Job —
The records that follow must be repeated verbatim, every one of them.

Data extract —
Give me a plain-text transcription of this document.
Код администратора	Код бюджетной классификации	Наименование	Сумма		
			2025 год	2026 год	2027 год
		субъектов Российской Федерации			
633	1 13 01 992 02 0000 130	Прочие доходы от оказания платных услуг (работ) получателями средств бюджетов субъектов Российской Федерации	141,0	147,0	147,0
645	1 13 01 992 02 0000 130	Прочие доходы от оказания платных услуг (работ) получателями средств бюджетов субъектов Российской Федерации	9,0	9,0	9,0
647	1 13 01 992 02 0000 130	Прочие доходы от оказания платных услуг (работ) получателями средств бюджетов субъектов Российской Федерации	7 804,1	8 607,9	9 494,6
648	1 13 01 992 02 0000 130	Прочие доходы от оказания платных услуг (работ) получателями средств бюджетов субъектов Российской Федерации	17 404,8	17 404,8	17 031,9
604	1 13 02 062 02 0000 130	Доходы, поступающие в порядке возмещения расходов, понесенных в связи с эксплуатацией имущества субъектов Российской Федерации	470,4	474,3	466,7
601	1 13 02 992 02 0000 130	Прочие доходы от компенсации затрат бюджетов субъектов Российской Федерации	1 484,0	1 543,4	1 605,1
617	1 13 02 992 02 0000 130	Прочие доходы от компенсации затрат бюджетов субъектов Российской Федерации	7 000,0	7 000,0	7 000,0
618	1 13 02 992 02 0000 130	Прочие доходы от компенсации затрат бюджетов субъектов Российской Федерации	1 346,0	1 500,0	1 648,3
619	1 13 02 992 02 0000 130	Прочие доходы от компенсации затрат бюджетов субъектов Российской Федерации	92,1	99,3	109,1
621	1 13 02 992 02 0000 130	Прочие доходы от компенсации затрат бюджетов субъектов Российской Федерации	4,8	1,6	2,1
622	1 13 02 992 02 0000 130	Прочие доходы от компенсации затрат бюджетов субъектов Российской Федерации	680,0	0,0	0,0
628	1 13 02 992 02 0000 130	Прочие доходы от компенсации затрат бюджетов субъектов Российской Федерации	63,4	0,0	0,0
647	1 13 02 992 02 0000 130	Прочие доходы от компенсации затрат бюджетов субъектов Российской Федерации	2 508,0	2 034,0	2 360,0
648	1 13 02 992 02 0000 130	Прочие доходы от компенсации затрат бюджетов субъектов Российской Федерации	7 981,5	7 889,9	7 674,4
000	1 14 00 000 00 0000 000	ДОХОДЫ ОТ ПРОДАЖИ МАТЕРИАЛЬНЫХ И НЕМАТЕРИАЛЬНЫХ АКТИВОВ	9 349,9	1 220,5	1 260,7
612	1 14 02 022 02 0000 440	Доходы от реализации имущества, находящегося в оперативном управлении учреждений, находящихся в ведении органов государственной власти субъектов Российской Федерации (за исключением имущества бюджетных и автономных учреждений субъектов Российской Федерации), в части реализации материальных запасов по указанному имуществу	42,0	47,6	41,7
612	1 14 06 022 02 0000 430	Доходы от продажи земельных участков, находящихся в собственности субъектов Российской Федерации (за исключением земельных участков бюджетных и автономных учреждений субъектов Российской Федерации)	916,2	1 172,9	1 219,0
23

Result of this exercise —
Give me a plain-text transcription of this document.
Код администратора	Код бюджетной классификации	Наименование	Сумма		
			2025 год	2026 год	2027 год
		субъектов Российской Федерации			
633	1 13 01 992 02 0000 130	Прочие доходы от оказания платных услуг (работ) получателями средств бюджетов субъектов Российской Федерации	141,0	147,0	147,0
645	1 13 01 992 02 0000 130	Прочие доходы от оказания платных услуг (работ) получателями средств бюджетов субъектов Российской Федерации	9,0	9,0	9,0
647	1 13 01 992 02 0000 130	Прочие доходы от оказания платных услуг (работ) получателями средств бюджетов субъектов Российской Федерации	7 804,1	8 607,9	9 494,6
648	1 13 01 992 02 0000 130	Прочие доходы от оказания платных услуг (работ) получателями средств бюджетов субъектов Российской Федерации	17 404,8	17 404,8	17 031,9
604	1 13 02 062 02 0000 130	Доходы, поступающие в порядке возмещения расходов, понесенных в связи с эксплуатацией имущества субъектов Российской Федерации	470,4	474,3	466,7
601	1 13 02 992 02 0000 130	Прочие доходы от компенсации затрат бюджетов субъектов Российской Федерации	1 484,0	1 543,4	1 605,1
617	1 13 02 992 02 0000 130	Прочие доходы от компенсации затрат бюджетов субъектов Российской Федерации	7 000,0	7 000,0	7 000,0
618	1 13 02 992 02 0000 130	Прочие доходы от компенсации затрат бюджетов субъектов Российской Федерации	1 346,0	1 500,0	1 648,3
619	1 13 02 992 02 0000 130	Прочие доходы от компенсации затрат бюджетов субъектов Российской Федерации	92,1	99,3	109,1
621	1 13 02 992 02 0000 130	Прочие доходы от компенсации затрат бюджетов субъектов Российской Федерации	4,8	1,6	2,1
622	1 13 02 992 02 0000 130	Прочие доходы от компенсации затрат бюджетов субъектов Российской Федерации	680,0	0,0	0,0
628	1 13 02 992 02 0000 130	Прочие доходы от компенсации затрат бюджетов субъектов Российской Федерации	63,4	0,0	0,0
647	1 13 02 992 02 0000 130	Прочие доходы от компенсации затрат бюджетов субъектов Российской Федерации	2 508,0	2 034,0	2 360,0
648	1 13 02 992 02 0000 130	Прочие доходы от компенсации затрат бюджетов субъектов Российской Федерации	7 981,5	7 889,9	7 674,4
000	1 14 00 000 00 0000 000	ДОХОДЫ ОТ ПРОДАЖИ МАТЕРИАЛЬНЫХ И НЕМАТЕРИАЛЬНЫХ АКТИВОВ	9 349,9	1 220,5	1 260,7
612	1 14 02 022 02 0000 440	Доходы от реализации имущества, находящегося в оперативном управлении учреждений, находящихся в ведении органов государственной власти субъектов Российской Федерации (за исключением имущества бюджетных и автономных учреждений субъектов Российской Федерации), в части реализации материальных запасов по указанному имуществу	42,0	47,6	41,7
612	1 14 06 022 02 0000 430	Доходы от продажи земельных участков, находящихся в собственности субъектов Российской Федерации (за исключением земельных участков бюджетных и автономных учреждений субъектов Российской Федерации)	916,2	1 172,9	1 219,0
23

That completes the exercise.